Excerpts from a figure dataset
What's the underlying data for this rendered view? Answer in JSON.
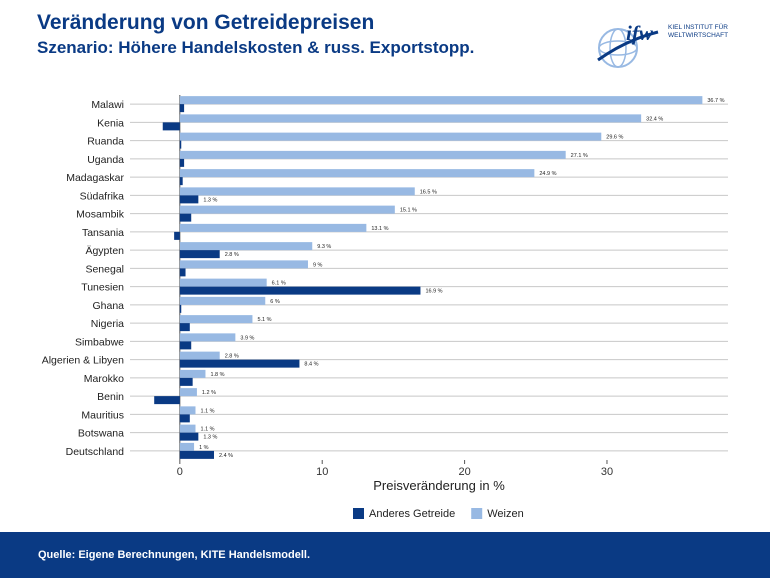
{
  "header": {
    "title": "Veränderung von Getreidepreisen",
    "subtitle": "Szenario: Höhere Handelskosten & russ. Exportstopp."
  },
  "logo": {
    "mark": "ifw",
    "line1": "KIEL INSTITUT FÜR",
    "line2": "WELTWIRTSCHAFT"
  },
  "footer": {
    "source": "Quelle: Eigene Berechnungen, KITE Handelsmodell."
  },
  "colors": {
    "weizen": "#98b9e3",
    "anderes": "#0a3a84",
    "brand": "#0a3a84"
  },
  "chart_data": {
    "type": "bar",
    "orientation": "horizontal",
    "categories": [
      "Malawi",
      "Kenia",
      "Ruanda",
      "Uganda",
      "Madagaskar",
      "Südafrika",
      "Mosambik",
      "Tansania",
      "Ägypten",
      "Senegal",
      "Tunesien",
      "Ghana",
      "Nigeria",
      "Simbabwe",
      "Algerien & Libyen",
      "Marokko",
      "Benin",
      "Mauritius",
      "Botswana",
      "Deutschland"
    ],
    "series": [
      {
        "name": "Weizen",
        "values": [
          36.7,
          32.4,
          29.6,
          27.1,
          24.9,
          16.5,
          15.1,
          13.1,
          9.3,
          9,
          6.1,
          6,
          5.1,
          3.9,
          2.8,
          1.8,
          1.2,
          1.1,
          1.1,
          1
        ],
        "labels": [
          "36.7 %",
          "32.4 %",
          "29.6 %",
          "27.1 %",
          "24.9 %",
          "16.5 %",
          "15.1 %",
          "13.1 %",
          "9.3 %",
          "9 %",
          "6.1 %",
          "6 %",
          "5.1 %",
          "3.9 %",
          "2.8 %",
          "1.8 %",
          "1.2 %",
          "1.1 %",
          "1.1 %",
          "1 %"
        ]
      },
      {
        "name": "Anderes Getreide",
        "values": [
          0.3,
          -1.2,
          0.1,
          0.3,
          0.2,
          1.3,
          0.8,
          -0.4,
          2.8,
          0.4,
          16.9,
          0.1,
          0.7,
          0.8,
          8.4,
          0.9,
          -1.8,
          0.7,
          1.3,
          2.4
        ],
        "labels": [
          "",
          "",
          "",
          "",
          "",
          "1.3 %",
          "",
          "",
          "2.8 %",
          "",
          "16.9 %",
          "",
          "",
          "",
          "8.4 %",
          "",
          "",
          "",
          "1.3 %",
          "2.4 %"
        ]
      }
    ],
    "legend_order": [
      "Anderes Getreide",
      "Weizen"
    ],
    "legend_position": "bottom",
    "xlabel": "Preisveränderung in %",
    "xlim": [
      -3.5,
      38.5
    ],
    "xticks": [
      0,
      10,
      20,
      30
    ],
    "grid": true
  }
}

— AIM —
Repeat the material above in full and exactly, apart from the pictures.

— THE ANSWER —
What's the underlying data for this rendered view? Answer in JSON.
{
  "header": {
    "title": "Veränderung von Getreidepreisen",
    "subtitle": "Szenario: Höhere Handelskosten & russ. Exportstopp."
  },
  "logo": {
    "mark": "ifw",
    "line1": "KIEL INSTITUT FÜR",
    "line2": "WELTWIRTSCHAFT"
  },
  "footer": {
    "source": "Quelle: Eigene Berechnungen, KITE Handelsmodell."
  },
  "colors": {
    "weizen": "#98b9e3",
    "anderes": "#0a3a84",
    "brand": "#0a3a84"
  },
  "chart_data": {
    "type": "bar",
    "orientation": "horizontal",
    "categories": [
      "Malawi",
      "Kenia",
      "Ruanda",
      "Uganda",
      "Madagaskar",
      "Südafrika",
      "Mosambik",
      "Tansania",
      "Ägypten",
      "Senegal",
      "Tunesien",
      "Ghana",
      "Nigeria",
      "Simbabwe",
      "Algerien & Libyen",
      "Marokko",
      "Benin",
      "Mauritius",
      "Botswana",
      "Deutschland"
    ],
    "series": [
      {
        "name": "Weizen",
        "values": [
          36.7,
          32.4,
          29.6,
          27.1,
          24.9,
          16.5,
          15.1,
          13.1,
          9.3,
          9,
          6.1,
          6,
          5.1,
          3.9,
          2.8,
          1.8,
          1.2,
          1.1,
          1.1,
          1
        ],
        "labels": [
          "36.7 %",
          "32.4 %",
          "29.6 %",
          "27.1 %",
          "24.9 %",
          "16.5 %",
          "15.1 %",
          "13.1 %",
          "9.3 %",
          "9 %",
          "6.1 %",
          "6 %",
          "5.1 %",
          "3.9 %",
          "2.8 %",
          "1.8 %",
          "1.2 %",
          "1.1 %",
          "1.1 %",
          "1 %"
        ]
      },
      {
        "name": "Anderes Getreide",
        "values": [
          0.3,
          -1.2,
          0.1,
          0.3,
          0.2,
          1.3,
          0.8,
          -0.4,
          2.8,
          0.4,
          16.9,
          0.1,
          0.7,
          0.8,
          8.4,
          0.9,
          -1.8,
          0.7,
          1.3,
          2.4
        ],
        "labels": [
          "",
          "",
          "",
          "",
          "",
          "1.3 %",
          "",
          "",
          "2.8 %",
          "",
          "16.9 %",
          "",
          "",
          "",
          "8.4 %",
          "",
          "",
          "",
          "1.3 %",
          "2.4 %"
        ]
      }
    ],
    "legend_order": [
      "Anderes Getreide",
      "Weizen"
    ],
    "legend_position": "bottom",
    "xlabel": "Preisveränderung in %",
    "xlim": [
      -3.5,
      38.5
    ],
    "xticks": [
      0,
      10,
      20,
      30
    ],
    "grid": true
  }
}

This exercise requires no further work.